**Set exercise:** The data must be returned in full and exactly as given.

**Exercise input:**
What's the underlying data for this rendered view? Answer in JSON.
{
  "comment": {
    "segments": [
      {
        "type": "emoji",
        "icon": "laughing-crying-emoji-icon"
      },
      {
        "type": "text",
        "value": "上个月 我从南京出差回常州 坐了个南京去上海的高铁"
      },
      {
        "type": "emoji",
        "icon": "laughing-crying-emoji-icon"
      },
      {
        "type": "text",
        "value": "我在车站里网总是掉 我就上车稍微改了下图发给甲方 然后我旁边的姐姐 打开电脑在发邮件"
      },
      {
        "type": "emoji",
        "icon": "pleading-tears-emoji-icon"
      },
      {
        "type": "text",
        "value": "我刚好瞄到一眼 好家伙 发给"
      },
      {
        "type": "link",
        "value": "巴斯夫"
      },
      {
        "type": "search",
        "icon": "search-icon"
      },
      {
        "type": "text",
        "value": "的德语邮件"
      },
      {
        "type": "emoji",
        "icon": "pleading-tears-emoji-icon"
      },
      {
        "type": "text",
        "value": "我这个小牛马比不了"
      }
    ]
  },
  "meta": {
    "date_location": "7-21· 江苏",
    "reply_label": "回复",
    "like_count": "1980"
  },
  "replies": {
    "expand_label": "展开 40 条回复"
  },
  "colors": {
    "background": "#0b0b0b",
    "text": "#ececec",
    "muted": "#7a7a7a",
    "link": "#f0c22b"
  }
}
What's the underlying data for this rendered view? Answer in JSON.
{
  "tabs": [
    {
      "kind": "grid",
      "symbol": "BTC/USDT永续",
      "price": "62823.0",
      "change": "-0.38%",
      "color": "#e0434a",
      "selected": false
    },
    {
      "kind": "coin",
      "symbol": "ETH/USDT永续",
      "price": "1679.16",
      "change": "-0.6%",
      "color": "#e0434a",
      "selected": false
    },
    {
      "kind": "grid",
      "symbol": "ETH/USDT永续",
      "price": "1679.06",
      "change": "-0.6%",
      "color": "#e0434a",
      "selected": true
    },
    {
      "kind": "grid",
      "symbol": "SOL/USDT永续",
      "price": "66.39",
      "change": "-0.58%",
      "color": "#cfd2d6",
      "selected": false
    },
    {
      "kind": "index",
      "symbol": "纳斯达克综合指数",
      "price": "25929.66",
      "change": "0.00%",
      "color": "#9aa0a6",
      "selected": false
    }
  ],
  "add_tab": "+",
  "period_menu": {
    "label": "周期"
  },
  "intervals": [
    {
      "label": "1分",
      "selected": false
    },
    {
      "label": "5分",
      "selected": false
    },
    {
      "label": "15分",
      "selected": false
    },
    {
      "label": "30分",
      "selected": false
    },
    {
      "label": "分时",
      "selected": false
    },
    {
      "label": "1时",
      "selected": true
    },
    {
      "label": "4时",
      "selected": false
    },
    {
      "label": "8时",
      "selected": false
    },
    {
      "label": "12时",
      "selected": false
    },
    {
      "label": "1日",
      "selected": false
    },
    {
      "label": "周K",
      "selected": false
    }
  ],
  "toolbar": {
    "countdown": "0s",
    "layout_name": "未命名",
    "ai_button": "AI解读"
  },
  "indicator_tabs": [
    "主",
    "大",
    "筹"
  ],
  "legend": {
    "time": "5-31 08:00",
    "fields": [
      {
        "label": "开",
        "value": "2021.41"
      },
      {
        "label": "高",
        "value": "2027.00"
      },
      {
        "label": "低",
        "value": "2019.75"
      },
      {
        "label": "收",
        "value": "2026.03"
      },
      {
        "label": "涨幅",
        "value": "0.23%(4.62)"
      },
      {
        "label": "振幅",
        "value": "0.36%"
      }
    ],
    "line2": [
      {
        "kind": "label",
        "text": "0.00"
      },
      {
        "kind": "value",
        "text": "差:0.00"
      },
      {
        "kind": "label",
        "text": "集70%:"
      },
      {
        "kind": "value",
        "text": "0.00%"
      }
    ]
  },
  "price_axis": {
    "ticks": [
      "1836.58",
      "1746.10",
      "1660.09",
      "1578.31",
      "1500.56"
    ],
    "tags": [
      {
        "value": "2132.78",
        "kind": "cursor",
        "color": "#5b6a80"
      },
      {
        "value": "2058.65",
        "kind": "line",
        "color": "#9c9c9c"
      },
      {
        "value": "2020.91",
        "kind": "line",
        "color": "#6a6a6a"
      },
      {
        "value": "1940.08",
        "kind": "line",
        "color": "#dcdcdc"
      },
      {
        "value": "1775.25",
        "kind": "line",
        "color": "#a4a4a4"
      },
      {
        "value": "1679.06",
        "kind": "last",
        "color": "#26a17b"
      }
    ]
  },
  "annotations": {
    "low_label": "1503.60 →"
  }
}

**Task result:**
What's the underlying data for this rendered view? Answer in JSON.
{
  "comment": {
    "segments": [
      {
        "type": "emoji",
        "icon": "laughing-crying-emoji-icon"
      },
      {
        "type": "text",
        "value": "上个月 我从南京出差回常州 坐了个南京去上海的高铁"
      },
      {
        "type": "emoji",
        "icon": "laughing-crying-emoji-icon"
      },
      {
        "type": "text",
        "value": "我在车站里网总是掉 我就上车稍微改了下图发给甲方 然后我旁边的姐姐 打开电脑在发邮件"
      },
      {
        "type": "emoji",
        "icon": "pleading-tears-emoji-icon"
      },
      {
        "type": "text",
        "value": "我刚好瞄到一眼 好家伙 发给"
      },
      {
        "type": "link",
        "value": "巴斯夫"
      },
      {
        "type": "search",
        "icon": "search-icon"
      },
      {
        "type": "text",
        "value": "的德语邮件"
      },
      {
        "type": "emoji",
        "icon": "pleading-tears-emoji-icon"
      },
      {
        "type": "text",
        "value": "我这个小牛马比不了"
      }
    ]
  },
  "meta": {
    "date_location": "7-21· 江苏",
    "reply_label": "回复",
    "like_count": "1980"
  },
  "replies": {
    "expand_label": "展开 40 条回复"
  },
  "colors": {
    "background": "#0b0b0b",
    "text": "#ececec",
    "muted": "#7a7a7a",
    "link": "#f0c22b"
  }
}
What's the underlying data for this rendered view? Answer in JSON.
{
  "tabs": [
    {
      "kind": "grid",
      "symbol": "BTC/USDT永续",
      "price": "62823.0",
      "change": "-0.38%",
      "color": "#e0434a",
      "selected": false
    },
    {
      "kind": "coin",
      "symbol": "ETH/USDT永续",
      "price": "1679.16",
      "change": "-0.6%",
      "color": "#e0434a",
      "selected": false
    },
    {
      "kind": "grid",
      "symbol": "ETH/USDT永续",
      "price": "1679.06",
      "change": "-0.6%",
      "color": "#e0434a",
      "selected": true
    },
    {
      "kind": "grid",
      "symbol": "SOL/USDT永续",
      "price": "66.39",
      "change": "-0.58%",
      "color": "#cfd2d6",
      "selected": false
    },
    {
      "kind": "index",
      "symbol": "纳斯达克综合指数",
      "price": "25929.66",
      "change": "0.00%",
      "color": "#9aa0a6",
      "selected": false
    }
  ],
  "add_tab": "+",
  "period_menu": {
    "label": "周期"
  },
  "intervals": [
    {
      "label": "1分",
      "selected": false
    },
    {
      "label": "5分",
      "selected": false
    },
    {
      "label": "15分",
      "selected": false
    },
    {
      "label": "30分",
      "selected": false
    },
    {
      "label": "分时",
      "selected": false
    },
    {
      "label": "1时",
      "selected": true
    },
    {
      "label": "4时",
      "selected": false
    },
    {
      "label": "8时",
      "selected": false
    },
    {
      "label": "12时",
      "selected": false
    },
    {
      "label": "1日",
      "selected": false
    },
    {
      "label": "周K",
      "selected": false
    }
  ],
  "toolbar": {
    "countdown": "0s",
    "layout_name": "未命名",
    "ai_button": "AI解读"
  },
  "indicator_tabs": [
    "主",
    "大",
    "筹"
  ],
  "legend": {
    "time": "5-31 08:00",
    "fields": [
      {
        "label": "开",
        "value": "2021.41"
      },
      {
        "label": "高",
        "value": "2027.00"
      },
      {
        "label": "低",
        "value": "2019.75"
      },
      {
        "label": "收",
        "value": "2026.03"
      },
      {
        "label": "涨幅",
        "value": "0.23%(4.62)"
      },
      {
        "label": "振幅",
        "value": "0.36%"
      }
    ],
    "line2": [
      {
        "kind": "label",
        "text": "0.00"
      },
      {
        "kind": "value",
        "text": "差:0.00"
      },
      {
        "kind": "label",
        "text": "集70%:"
      },
      {
        "kind": "value",
        "text": "0.00%"
      }
    ]
  },
  "price_axis": {
    "ticks": [
      "1836.58",
      "1746.10",
      "1660.09",
      "1578.31",
      "1500.56"
    ],
    "tags": [
      {
        "value": "2132.78",
        "kind": "cursor",
        "color": "#5b6a80"
      },
      {
        "value": "2058.65",
        "kind": "line",
        "color": "#9c9c9c"
      },
      {
        "value": "2020.91",
        "kind": "line",
        "color": "#6a6a6a"
      },
      {
        "value": "1940.08",
        "kind": "line",
        "color": "#dcdcdc"
      },
      {
        "value": "1775.25",
        "kind": "line",
        "color": "#a4a4a4"
      },
      {
        "value": "1679.06",
        "kind": "last",
        "color": "#26a17b"
      }
    ]
  },
  "annotations": {
    "low_label": "1503.60 →"
  }
}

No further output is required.